*Task to complete*: In the listing below, pick out lines with "Pontife".

*Stored rows*:
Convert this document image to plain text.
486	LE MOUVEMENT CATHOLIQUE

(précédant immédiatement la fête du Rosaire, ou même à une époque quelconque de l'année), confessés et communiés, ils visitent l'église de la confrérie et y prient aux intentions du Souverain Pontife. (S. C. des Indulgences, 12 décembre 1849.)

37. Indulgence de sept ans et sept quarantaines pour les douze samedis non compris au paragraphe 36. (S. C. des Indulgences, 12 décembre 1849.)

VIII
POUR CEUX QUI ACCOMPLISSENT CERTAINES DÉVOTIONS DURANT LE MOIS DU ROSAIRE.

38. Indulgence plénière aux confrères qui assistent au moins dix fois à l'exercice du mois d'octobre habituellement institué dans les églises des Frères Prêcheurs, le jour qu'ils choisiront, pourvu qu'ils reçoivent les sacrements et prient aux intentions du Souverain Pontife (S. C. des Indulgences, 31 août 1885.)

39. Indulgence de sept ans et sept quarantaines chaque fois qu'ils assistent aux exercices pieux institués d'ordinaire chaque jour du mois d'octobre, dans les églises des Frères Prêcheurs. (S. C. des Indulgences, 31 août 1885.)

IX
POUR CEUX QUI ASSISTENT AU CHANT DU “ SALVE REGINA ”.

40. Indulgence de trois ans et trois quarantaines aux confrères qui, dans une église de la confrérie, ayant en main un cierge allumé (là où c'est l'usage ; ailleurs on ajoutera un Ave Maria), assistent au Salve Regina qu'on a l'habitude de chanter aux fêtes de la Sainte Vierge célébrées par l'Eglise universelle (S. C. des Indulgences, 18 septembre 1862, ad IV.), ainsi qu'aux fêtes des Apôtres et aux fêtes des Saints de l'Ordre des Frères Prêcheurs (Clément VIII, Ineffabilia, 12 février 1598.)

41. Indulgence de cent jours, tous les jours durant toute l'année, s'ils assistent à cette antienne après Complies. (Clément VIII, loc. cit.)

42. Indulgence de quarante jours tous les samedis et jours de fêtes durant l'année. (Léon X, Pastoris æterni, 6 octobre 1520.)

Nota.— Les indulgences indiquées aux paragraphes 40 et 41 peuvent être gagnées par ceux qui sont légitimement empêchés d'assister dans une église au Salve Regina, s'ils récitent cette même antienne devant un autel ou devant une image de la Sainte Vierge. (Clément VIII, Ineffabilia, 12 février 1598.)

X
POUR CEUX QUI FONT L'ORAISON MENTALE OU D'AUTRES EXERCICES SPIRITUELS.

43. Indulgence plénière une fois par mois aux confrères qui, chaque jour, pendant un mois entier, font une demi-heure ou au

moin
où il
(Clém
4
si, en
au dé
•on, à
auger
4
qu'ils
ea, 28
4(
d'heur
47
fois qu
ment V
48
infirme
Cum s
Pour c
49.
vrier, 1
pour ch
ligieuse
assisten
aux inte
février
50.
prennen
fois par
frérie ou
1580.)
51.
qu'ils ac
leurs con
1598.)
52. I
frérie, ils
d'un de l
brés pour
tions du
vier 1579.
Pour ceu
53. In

*Full response*:
(précédant immédiatement la fête du Rosaire, ou même à une époque quelconque de l'année), confessés et communiés, ils visitent l'église de la confrérie et y prient aux intentions du Souverain Pontife. (S. C. des Indulgences, 12 décembre 1849.)
38. Indulgence plénière aux confrères qui assistent au moins dix fois à l'exercice du mois d'octobre habituellement institué dans les églises des Frères Prêcheurs, le jour qu'ils choisiront, pourvu qu'ils reçoivent les sacrements et prient aux intentions du Souverain Pontife (S. C. des Indulgences, 31 août 1885.)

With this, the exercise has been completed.